__Problem to solve__:
Pull out every line with the word "Woman" from the entries below.
↓
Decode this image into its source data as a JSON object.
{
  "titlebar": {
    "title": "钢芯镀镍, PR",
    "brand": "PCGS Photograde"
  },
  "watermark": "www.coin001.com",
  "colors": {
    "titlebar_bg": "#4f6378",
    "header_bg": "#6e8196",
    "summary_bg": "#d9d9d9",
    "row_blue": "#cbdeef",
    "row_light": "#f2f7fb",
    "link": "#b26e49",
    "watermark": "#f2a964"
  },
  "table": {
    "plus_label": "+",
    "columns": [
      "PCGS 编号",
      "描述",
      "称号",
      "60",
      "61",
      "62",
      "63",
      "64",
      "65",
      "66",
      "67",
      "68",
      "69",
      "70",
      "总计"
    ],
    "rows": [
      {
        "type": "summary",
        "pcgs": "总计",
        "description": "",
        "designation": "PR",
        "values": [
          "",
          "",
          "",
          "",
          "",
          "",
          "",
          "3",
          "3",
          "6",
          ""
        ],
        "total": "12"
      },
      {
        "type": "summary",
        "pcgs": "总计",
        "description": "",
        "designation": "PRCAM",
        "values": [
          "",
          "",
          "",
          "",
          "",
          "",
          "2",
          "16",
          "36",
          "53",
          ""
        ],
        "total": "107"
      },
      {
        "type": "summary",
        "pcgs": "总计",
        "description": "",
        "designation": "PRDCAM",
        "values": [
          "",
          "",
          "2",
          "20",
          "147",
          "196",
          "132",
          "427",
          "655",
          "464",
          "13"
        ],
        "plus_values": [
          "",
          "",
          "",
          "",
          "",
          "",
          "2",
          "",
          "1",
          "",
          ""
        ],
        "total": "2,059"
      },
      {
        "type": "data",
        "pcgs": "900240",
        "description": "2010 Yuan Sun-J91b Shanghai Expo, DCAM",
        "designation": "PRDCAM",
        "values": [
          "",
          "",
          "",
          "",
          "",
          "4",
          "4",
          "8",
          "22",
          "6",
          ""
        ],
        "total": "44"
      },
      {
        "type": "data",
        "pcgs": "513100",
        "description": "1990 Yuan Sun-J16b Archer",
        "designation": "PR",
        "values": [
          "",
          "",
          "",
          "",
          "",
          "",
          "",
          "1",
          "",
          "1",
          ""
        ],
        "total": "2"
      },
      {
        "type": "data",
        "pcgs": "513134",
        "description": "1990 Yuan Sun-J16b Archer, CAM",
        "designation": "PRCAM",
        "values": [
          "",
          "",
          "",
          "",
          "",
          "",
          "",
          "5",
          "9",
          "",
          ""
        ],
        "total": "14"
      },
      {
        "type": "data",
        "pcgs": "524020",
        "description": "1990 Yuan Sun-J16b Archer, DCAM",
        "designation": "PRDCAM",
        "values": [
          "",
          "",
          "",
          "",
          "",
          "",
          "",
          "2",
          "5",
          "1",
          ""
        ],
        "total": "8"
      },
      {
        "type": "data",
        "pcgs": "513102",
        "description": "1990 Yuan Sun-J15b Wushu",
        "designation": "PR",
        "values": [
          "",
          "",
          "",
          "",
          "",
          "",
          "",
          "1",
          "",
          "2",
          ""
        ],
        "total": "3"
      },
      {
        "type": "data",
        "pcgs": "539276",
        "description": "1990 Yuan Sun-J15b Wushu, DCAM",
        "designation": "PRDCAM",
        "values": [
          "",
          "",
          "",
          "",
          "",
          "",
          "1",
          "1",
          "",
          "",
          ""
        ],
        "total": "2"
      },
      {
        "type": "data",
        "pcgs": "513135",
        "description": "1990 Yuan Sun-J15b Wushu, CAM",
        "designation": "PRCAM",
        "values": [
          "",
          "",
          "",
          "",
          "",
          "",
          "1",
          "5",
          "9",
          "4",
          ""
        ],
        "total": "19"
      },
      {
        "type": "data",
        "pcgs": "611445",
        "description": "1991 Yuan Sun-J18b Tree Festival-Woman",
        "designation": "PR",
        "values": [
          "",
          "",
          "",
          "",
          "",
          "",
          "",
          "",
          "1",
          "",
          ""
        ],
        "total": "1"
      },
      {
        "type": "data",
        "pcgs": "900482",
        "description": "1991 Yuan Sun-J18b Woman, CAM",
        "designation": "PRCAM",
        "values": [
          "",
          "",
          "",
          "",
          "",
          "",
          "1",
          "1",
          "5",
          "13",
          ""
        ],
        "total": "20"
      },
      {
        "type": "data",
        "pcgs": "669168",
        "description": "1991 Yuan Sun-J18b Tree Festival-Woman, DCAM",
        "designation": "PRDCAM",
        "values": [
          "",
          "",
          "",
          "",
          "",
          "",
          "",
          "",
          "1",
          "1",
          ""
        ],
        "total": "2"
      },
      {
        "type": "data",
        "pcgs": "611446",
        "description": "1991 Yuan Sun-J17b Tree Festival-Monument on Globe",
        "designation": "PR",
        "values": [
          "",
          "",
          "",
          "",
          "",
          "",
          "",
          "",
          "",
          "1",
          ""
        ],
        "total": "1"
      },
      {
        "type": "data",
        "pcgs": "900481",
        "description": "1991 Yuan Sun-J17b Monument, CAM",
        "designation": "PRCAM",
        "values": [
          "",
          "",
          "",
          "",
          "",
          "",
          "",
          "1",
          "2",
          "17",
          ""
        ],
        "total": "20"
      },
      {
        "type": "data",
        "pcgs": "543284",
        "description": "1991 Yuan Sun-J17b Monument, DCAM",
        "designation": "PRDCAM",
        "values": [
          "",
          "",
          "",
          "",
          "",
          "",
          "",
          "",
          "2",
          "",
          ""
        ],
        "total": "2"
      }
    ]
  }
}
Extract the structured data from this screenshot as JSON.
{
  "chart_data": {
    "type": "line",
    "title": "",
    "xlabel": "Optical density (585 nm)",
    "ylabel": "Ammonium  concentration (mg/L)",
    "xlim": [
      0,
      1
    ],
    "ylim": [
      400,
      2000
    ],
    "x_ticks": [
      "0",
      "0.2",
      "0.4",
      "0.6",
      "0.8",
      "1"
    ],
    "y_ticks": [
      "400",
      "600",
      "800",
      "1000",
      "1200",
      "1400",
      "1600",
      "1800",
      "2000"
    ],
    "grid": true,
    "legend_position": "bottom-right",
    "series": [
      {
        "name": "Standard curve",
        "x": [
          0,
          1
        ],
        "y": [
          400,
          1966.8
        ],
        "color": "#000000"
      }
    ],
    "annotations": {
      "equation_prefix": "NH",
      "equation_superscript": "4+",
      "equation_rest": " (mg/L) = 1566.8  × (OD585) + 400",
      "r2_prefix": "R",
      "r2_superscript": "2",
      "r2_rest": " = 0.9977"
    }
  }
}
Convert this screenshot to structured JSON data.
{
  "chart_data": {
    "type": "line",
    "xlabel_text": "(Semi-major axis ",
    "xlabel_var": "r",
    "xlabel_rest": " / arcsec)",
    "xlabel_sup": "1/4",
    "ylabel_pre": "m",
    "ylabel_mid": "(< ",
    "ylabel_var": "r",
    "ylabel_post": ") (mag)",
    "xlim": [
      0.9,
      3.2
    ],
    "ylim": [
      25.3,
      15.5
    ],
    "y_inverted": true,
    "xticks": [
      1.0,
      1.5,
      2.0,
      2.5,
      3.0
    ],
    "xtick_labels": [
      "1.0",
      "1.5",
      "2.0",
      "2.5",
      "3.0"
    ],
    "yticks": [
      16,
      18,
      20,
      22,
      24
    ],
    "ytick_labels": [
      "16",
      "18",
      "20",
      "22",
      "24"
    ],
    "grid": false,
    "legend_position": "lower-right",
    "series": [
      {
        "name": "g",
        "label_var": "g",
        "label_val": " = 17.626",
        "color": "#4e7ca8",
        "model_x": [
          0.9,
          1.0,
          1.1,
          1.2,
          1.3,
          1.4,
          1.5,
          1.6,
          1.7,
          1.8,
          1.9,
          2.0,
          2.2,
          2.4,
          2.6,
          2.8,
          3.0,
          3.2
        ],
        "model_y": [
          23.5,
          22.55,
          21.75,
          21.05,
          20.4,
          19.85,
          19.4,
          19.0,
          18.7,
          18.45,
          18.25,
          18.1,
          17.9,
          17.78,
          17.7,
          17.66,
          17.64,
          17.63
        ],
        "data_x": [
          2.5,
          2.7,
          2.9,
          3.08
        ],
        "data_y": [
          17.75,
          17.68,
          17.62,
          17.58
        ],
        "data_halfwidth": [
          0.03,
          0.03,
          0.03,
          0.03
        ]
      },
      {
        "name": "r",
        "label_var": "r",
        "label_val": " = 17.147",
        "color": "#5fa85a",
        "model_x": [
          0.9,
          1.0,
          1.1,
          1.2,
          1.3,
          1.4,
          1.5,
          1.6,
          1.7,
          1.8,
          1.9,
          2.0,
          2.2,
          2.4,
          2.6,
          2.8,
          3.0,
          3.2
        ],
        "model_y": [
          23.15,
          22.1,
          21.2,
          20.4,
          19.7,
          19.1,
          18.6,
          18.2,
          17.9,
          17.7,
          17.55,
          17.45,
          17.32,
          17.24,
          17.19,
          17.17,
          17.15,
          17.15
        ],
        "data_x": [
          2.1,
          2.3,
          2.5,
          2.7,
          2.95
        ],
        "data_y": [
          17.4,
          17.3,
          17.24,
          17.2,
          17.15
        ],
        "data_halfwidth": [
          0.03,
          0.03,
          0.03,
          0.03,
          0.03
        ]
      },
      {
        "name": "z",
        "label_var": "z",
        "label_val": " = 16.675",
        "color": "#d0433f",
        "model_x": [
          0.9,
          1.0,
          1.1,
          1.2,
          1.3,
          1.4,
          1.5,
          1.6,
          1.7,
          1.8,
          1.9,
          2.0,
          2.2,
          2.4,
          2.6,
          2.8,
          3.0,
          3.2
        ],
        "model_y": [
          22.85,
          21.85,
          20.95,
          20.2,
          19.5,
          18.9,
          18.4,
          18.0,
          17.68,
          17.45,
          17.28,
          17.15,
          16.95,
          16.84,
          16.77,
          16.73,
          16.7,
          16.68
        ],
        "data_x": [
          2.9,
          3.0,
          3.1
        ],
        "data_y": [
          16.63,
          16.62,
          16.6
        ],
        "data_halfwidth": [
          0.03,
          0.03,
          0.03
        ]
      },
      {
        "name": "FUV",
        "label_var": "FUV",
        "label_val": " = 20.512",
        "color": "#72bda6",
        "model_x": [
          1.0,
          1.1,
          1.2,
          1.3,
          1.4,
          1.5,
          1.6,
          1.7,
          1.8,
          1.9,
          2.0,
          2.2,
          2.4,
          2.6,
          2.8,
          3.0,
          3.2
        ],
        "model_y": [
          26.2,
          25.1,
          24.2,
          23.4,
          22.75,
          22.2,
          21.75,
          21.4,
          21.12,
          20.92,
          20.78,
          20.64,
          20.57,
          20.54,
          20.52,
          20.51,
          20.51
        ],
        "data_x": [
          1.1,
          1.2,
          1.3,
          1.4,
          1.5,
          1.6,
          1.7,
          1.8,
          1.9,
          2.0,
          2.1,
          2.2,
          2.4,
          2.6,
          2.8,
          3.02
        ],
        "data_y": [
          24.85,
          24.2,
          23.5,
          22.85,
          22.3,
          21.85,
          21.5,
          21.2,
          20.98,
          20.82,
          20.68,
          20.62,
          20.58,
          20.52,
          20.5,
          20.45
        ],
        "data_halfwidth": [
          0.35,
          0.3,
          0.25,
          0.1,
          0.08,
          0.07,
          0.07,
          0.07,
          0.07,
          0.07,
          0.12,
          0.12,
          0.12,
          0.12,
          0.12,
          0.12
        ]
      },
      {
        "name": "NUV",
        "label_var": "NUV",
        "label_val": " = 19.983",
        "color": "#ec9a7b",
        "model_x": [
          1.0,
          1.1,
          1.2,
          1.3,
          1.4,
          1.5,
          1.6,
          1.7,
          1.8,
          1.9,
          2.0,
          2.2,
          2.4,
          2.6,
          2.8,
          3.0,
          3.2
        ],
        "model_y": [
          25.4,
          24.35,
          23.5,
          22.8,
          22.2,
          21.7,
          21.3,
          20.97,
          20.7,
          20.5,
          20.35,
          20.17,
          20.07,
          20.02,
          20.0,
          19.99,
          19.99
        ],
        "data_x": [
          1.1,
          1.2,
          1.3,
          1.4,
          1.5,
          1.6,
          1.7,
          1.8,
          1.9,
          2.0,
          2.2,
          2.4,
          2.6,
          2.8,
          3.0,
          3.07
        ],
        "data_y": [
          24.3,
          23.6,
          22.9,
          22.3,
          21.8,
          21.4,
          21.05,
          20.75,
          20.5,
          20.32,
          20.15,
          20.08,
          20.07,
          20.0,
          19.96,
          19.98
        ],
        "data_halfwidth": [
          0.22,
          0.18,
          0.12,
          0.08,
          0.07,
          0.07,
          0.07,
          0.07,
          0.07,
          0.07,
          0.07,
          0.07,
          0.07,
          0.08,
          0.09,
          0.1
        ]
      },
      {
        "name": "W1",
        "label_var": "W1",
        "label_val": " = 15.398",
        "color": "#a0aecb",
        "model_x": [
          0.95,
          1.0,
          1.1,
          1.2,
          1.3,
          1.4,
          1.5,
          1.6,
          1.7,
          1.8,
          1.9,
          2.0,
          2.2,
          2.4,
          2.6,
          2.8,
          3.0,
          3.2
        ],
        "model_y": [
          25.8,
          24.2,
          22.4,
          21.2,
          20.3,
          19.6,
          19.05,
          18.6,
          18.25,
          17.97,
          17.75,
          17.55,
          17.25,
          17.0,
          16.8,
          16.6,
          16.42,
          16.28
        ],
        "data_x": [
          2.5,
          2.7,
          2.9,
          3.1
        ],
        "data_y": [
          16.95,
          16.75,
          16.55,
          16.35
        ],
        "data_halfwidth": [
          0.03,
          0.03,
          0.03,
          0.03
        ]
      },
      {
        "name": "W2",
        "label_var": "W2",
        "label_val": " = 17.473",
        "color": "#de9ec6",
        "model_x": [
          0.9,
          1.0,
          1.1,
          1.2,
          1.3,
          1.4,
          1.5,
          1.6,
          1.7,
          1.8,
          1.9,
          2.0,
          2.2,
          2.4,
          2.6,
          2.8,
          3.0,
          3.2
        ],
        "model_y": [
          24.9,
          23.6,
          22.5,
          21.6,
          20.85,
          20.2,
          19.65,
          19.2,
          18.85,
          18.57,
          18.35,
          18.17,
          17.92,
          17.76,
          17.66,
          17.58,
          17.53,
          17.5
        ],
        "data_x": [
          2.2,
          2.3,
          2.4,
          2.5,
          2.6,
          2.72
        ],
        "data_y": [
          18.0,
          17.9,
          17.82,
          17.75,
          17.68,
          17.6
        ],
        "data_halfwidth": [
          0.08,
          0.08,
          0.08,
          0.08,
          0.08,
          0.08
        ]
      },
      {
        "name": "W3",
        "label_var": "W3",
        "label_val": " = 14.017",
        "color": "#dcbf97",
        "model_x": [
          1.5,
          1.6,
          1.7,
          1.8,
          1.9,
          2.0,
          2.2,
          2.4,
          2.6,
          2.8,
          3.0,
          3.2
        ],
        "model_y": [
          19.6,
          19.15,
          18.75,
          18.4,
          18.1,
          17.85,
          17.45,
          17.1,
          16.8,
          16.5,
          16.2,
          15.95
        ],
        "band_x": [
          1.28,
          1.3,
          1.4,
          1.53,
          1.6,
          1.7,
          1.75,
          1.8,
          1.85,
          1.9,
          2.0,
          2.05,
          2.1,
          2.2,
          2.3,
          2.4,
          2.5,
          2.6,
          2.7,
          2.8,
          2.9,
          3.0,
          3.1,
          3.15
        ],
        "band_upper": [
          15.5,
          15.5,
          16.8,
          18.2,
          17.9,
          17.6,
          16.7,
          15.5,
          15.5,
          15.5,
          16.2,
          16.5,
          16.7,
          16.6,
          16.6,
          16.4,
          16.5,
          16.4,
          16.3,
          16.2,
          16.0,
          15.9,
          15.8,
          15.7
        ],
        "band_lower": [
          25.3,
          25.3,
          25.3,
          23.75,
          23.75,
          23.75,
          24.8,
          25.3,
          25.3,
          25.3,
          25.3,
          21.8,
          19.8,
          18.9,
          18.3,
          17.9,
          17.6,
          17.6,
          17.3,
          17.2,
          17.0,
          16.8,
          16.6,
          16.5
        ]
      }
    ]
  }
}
↑
__Output for this exercise__:
        "description": "1991 Yuan Sun-J18b Tree Festival-Woman",
        "description": "1991 Yuan Sun-J18b Woman, CAM",
        "description": "1991 Yuan Sun-J18b Tree Festival-Woman, DCAM",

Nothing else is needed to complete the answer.